● EXERCISE DESCRIPTION
Copy out, from the entries below, each line holding the string "Российской".

(Collected data entries)
* BEGIN *

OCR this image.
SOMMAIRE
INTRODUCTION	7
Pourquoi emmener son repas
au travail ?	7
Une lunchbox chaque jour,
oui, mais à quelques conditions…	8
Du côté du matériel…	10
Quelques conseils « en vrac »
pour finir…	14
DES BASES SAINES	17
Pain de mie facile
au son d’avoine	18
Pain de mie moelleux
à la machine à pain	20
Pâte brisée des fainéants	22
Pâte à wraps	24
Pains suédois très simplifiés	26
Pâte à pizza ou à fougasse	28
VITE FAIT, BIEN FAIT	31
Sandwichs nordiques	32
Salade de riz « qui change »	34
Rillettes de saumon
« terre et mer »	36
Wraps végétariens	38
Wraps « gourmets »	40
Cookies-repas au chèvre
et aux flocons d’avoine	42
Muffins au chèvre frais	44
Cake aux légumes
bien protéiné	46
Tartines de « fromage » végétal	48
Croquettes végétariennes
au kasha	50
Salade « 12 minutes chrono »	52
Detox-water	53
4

* END *
* BEGIN *

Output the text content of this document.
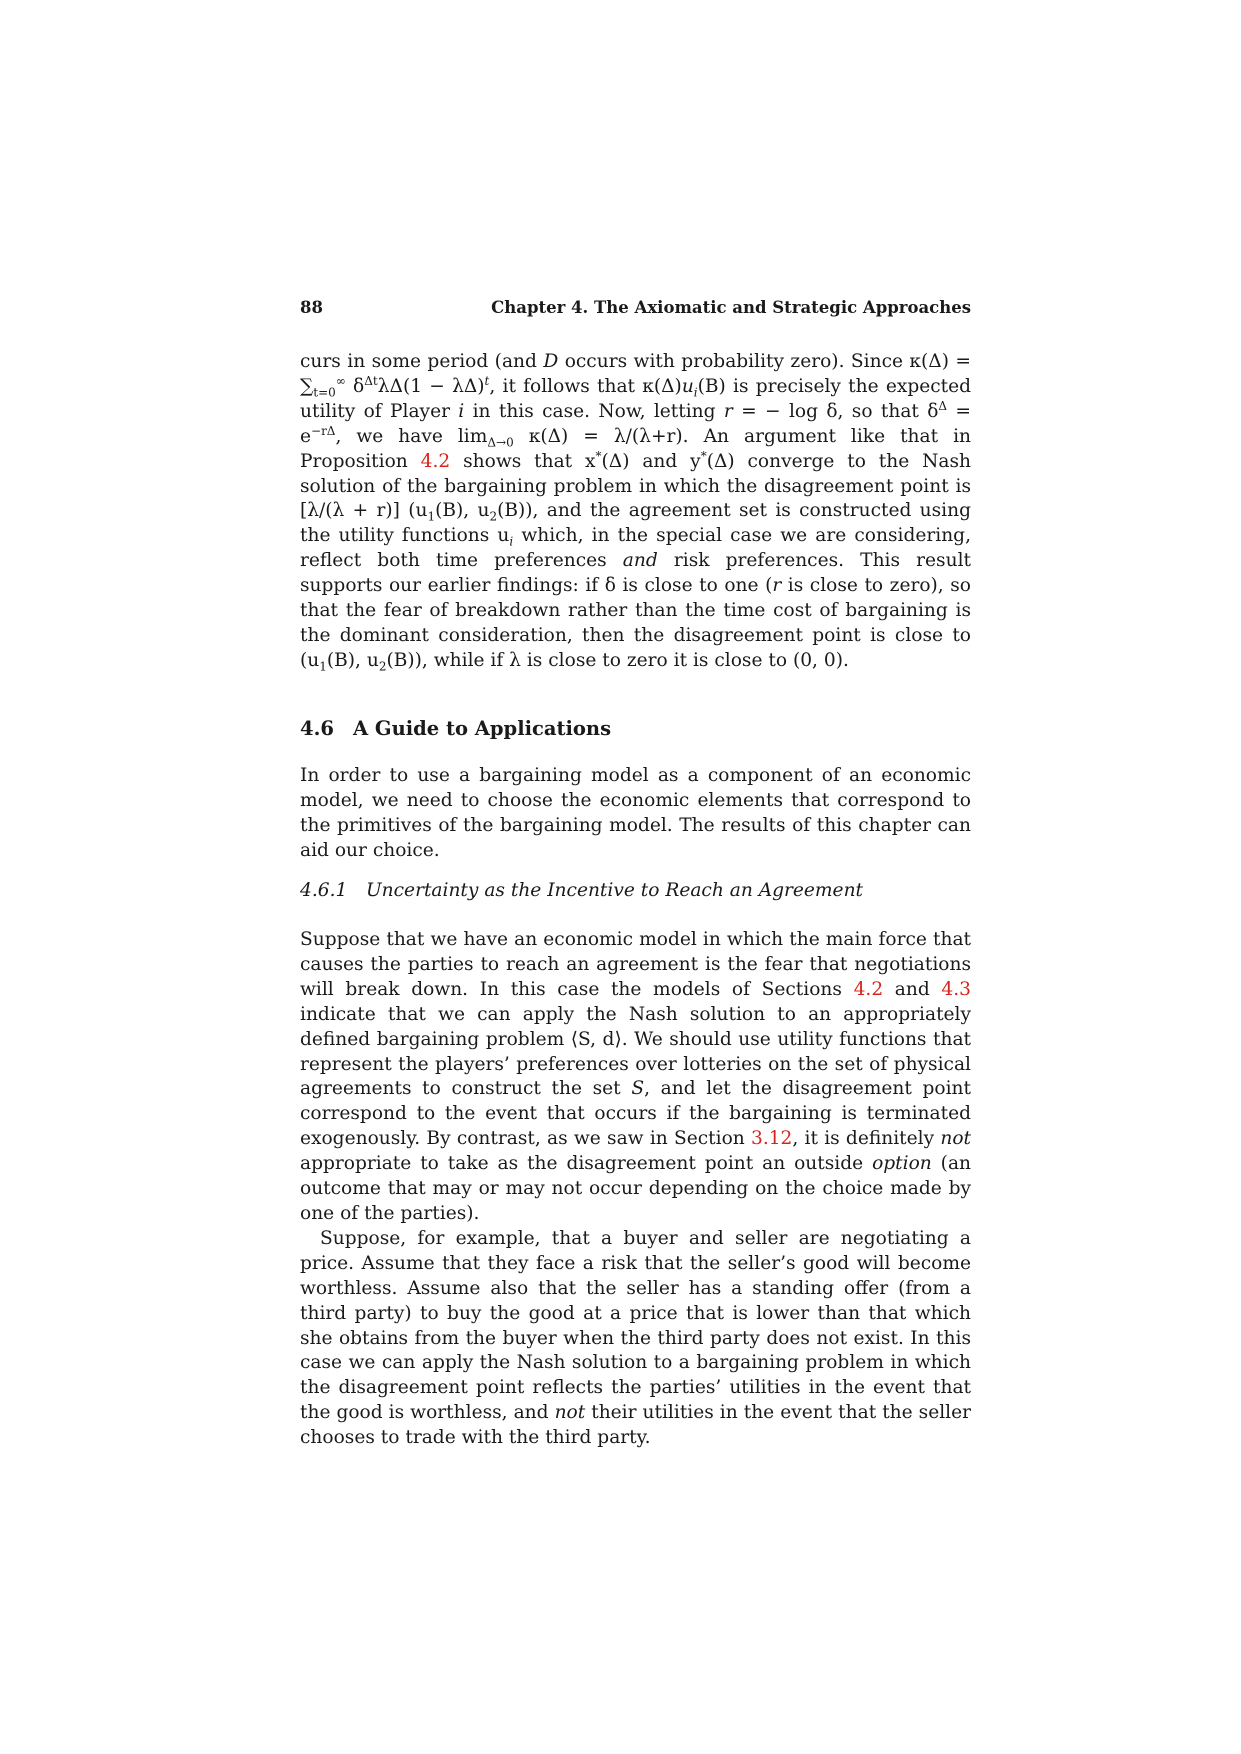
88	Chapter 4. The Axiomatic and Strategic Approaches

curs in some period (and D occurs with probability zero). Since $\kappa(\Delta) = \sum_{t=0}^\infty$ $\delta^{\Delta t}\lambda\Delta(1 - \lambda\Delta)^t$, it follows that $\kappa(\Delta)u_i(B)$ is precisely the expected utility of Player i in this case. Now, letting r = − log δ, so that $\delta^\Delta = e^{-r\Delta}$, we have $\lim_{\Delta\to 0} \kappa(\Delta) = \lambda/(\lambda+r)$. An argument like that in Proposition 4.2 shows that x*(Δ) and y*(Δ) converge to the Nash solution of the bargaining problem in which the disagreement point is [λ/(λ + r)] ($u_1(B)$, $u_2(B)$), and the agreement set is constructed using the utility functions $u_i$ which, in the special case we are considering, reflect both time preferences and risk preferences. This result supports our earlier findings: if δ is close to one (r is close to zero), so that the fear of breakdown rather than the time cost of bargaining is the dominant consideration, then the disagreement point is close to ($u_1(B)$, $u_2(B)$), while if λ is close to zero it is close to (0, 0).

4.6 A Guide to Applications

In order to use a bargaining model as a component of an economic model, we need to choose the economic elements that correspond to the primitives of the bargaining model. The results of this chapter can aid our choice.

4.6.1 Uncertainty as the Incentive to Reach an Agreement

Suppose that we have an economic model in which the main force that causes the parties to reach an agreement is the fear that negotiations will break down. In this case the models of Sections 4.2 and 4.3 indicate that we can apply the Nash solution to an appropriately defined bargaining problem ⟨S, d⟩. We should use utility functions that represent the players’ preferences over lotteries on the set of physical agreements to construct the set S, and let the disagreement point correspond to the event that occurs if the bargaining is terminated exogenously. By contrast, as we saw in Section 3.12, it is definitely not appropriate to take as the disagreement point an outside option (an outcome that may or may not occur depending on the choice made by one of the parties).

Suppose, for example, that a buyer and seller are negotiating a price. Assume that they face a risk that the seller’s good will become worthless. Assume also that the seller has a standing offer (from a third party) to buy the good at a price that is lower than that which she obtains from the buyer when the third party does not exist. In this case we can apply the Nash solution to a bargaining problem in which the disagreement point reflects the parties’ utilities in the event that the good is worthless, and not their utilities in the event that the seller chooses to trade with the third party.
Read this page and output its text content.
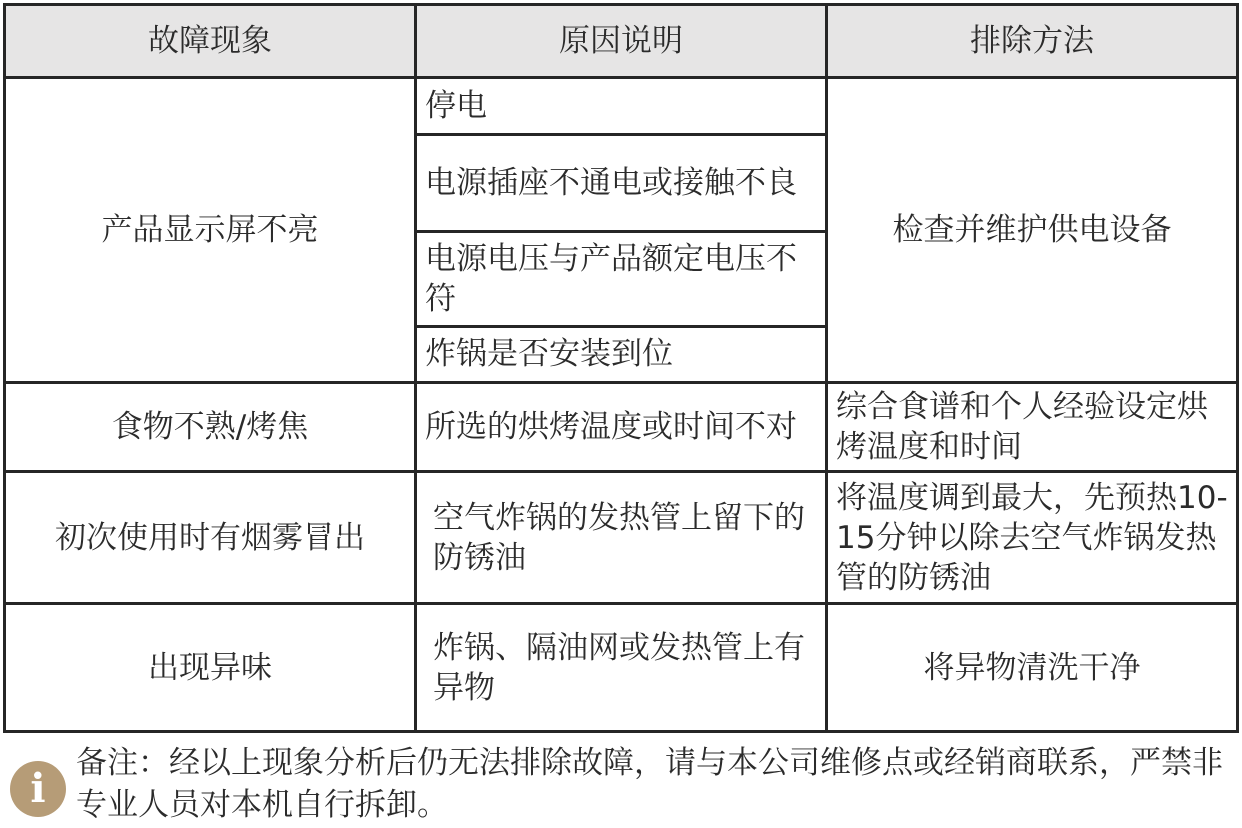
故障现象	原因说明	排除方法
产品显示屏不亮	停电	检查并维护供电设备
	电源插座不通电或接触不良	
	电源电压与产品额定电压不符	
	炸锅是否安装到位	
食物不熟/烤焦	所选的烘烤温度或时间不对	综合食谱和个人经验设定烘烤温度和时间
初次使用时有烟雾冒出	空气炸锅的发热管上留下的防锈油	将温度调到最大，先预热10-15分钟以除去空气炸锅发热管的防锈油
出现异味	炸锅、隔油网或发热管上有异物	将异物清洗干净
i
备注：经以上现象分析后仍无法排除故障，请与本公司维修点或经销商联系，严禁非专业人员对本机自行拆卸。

* END *
* BEGIN *

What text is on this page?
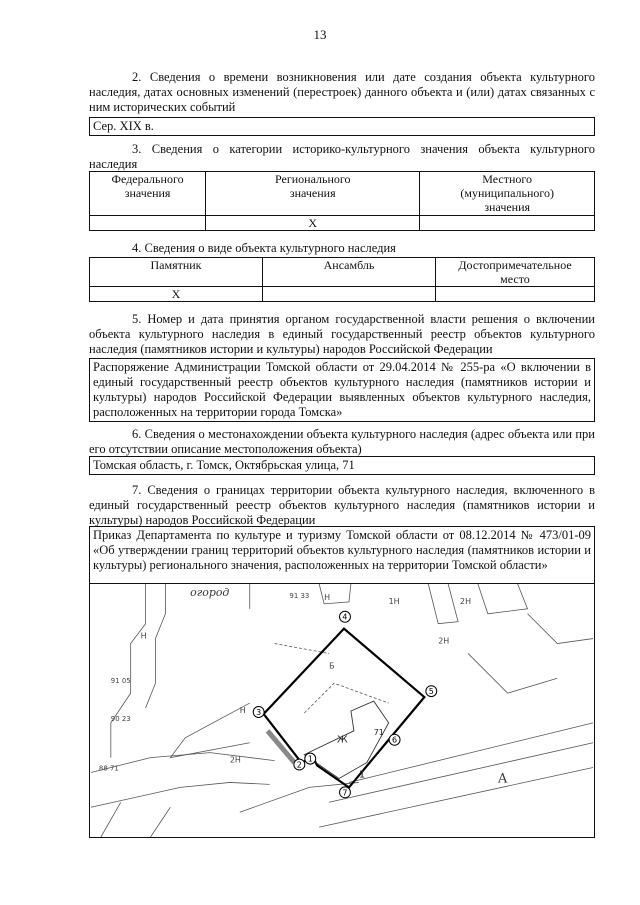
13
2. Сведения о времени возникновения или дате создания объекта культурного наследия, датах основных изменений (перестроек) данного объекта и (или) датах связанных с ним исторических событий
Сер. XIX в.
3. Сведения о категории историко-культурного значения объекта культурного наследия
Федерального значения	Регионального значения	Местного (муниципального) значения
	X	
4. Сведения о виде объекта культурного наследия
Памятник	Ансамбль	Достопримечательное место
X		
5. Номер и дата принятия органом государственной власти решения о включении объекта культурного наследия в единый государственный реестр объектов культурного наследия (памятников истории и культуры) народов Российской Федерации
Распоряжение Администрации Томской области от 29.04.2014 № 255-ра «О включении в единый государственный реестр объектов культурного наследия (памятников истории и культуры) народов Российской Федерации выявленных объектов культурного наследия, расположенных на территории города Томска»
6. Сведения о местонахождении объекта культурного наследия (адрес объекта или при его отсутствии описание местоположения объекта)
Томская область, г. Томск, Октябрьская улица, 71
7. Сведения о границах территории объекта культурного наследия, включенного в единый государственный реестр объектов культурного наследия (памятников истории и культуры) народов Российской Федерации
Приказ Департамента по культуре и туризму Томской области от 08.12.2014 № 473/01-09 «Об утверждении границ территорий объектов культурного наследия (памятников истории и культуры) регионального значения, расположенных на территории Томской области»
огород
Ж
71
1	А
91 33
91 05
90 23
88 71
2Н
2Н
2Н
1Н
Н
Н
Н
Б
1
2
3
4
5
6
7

* END *

● ANSWER IN FULL
5. Номер и дата принятия органом государственной власти решения о включении объекта культурного наследия в единый государственный реестр объектов культурного наследия (памятников истории и культуры) народов Российской Федерации
Распоряжение Администрации Томской области от 29.04.2014 № 255-ра «О включении в единый государственный реестр объектов культурного наследия (памятников истории и культуры) народов Российской Федерации выявленных объектов культурного наследия, расположенных на территории города Томска»
7. Сведения о границах территории объекта культурного наследия, включенного в единый государственный реестр объектов культурного наследия (памятников истории и культуры) народов Российской Федерации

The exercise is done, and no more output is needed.